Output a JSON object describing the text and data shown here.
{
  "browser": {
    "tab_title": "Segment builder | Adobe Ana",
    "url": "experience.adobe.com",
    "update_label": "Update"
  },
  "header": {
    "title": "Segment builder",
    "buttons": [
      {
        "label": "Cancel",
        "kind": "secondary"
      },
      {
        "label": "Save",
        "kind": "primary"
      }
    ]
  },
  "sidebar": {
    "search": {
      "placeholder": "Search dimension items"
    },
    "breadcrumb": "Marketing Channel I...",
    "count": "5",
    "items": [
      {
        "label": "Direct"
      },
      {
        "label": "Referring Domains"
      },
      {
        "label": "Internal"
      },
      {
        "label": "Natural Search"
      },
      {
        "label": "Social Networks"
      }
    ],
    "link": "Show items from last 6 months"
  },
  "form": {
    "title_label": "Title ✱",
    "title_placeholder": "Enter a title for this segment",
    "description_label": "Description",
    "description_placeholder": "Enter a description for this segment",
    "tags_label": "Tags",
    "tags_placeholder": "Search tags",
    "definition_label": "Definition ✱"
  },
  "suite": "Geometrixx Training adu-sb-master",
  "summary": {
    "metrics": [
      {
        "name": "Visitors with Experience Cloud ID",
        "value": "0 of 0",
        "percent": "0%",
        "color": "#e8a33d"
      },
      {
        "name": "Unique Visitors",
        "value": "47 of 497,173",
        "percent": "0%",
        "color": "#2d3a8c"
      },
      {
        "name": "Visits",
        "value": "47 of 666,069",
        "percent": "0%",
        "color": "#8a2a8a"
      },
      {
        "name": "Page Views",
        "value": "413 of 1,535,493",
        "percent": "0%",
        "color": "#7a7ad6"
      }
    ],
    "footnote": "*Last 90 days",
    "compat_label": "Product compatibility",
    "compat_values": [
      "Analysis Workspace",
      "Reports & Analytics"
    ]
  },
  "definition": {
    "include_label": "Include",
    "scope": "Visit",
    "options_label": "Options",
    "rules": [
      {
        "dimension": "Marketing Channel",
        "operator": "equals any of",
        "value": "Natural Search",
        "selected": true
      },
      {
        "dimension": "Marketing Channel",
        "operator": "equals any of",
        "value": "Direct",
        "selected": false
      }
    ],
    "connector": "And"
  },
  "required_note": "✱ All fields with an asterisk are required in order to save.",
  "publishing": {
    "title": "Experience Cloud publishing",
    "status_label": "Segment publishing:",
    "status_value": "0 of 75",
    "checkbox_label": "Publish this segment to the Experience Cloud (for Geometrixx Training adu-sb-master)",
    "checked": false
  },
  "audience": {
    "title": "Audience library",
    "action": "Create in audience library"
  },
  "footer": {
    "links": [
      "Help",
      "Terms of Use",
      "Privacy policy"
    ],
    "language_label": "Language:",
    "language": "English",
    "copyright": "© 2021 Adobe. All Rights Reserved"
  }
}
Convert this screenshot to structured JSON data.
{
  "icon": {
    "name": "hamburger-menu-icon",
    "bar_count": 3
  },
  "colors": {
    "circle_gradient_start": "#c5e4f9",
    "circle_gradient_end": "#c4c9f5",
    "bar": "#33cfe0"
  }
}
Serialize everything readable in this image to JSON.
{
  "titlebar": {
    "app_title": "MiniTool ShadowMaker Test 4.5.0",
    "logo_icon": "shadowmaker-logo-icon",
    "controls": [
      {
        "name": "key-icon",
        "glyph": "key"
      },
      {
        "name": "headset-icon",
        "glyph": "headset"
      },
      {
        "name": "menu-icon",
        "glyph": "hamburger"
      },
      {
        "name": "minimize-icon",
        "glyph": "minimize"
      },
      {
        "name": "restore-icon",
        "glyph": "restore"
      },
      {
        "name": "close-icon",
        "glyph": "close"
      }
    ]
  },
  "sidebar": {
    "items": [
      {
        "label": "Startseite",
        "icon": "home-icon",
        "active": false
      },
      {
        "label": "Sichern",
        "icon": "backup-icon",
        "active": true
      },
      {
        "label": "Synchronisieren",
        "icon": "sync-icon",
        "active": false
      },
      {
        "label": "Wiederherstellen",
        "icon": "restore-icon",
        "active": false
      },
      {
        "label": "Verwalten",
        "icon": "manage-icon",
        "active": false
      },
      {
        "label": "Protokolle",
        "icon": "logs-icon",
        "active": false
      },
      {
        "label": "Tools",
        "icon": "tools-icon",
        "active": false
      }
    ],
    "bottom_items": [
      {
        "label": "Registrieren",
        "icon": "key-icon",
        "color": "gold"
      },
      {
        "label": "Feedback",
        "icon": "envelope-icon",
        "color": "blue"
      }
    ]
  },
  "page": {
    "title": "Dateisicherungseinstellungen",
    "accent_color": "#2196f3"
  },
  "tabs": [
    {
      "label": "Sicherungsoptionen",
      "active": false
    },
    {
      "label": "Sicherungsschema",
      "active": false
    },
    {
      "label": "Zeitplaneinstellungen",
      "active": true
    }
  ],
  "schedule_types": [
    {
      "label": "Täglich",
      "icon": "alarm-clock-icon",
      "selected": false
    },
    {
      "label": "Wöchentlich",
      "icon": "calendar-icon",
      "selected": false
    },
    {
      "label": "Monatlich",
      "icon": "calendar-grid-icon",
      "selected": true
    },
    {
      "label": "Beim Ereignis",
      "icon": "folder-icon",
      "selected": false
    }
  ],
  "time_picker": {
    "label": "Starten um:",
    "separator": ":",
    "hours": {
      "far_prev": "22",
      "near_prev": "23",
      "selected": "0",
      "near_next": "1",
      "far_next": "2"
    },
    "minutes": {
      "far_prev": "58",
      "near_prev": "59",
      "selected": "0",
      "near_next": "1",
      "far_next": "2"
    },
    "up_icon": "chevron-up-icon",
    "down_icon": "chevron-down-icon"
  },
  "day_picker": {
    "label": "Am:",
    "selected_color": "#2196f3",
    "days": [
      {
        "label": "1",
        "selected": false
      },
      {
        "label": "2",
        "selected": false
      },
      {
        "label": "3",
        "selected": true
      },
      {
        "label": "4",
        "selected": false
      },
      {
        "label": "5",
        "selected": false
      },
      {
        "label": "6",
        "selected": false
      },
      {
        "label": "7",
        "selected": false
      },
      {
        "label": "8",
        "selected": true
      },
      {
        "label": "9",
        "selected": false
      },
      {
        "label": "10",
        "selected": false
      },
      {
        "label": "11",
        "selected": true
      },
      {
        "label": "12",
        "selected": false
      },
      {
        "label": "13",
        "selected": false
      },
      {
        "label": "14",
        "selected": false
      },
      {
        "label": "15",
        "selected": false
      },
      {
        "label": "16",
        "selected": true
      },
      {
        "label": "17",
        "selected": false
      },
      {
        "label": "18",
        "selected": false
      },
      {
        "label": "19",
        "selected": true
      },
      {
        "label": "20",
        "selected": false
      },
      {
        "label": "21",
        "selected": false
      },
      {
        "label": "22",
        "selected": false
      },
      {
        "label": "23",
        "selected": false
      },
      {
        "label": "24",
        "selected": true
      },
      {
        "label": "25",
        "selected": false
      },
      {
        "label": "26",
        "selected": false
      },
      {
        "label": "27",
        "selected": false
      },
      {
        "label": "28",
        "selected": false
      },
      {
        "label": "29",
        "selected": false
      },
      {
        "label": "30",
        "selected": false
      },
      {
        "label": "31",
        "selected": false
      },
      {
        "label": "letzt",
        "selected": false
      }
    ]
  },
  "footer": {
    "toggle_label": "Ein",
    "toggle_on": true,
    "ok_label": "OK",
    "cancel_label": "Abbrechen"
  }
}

[Aim]
Show the lines of the material that contain the word "publishing".

[Output]
  "publishing": {
    "title": "Experience Cloud publishing",
    "status_label": "Segment publishing:",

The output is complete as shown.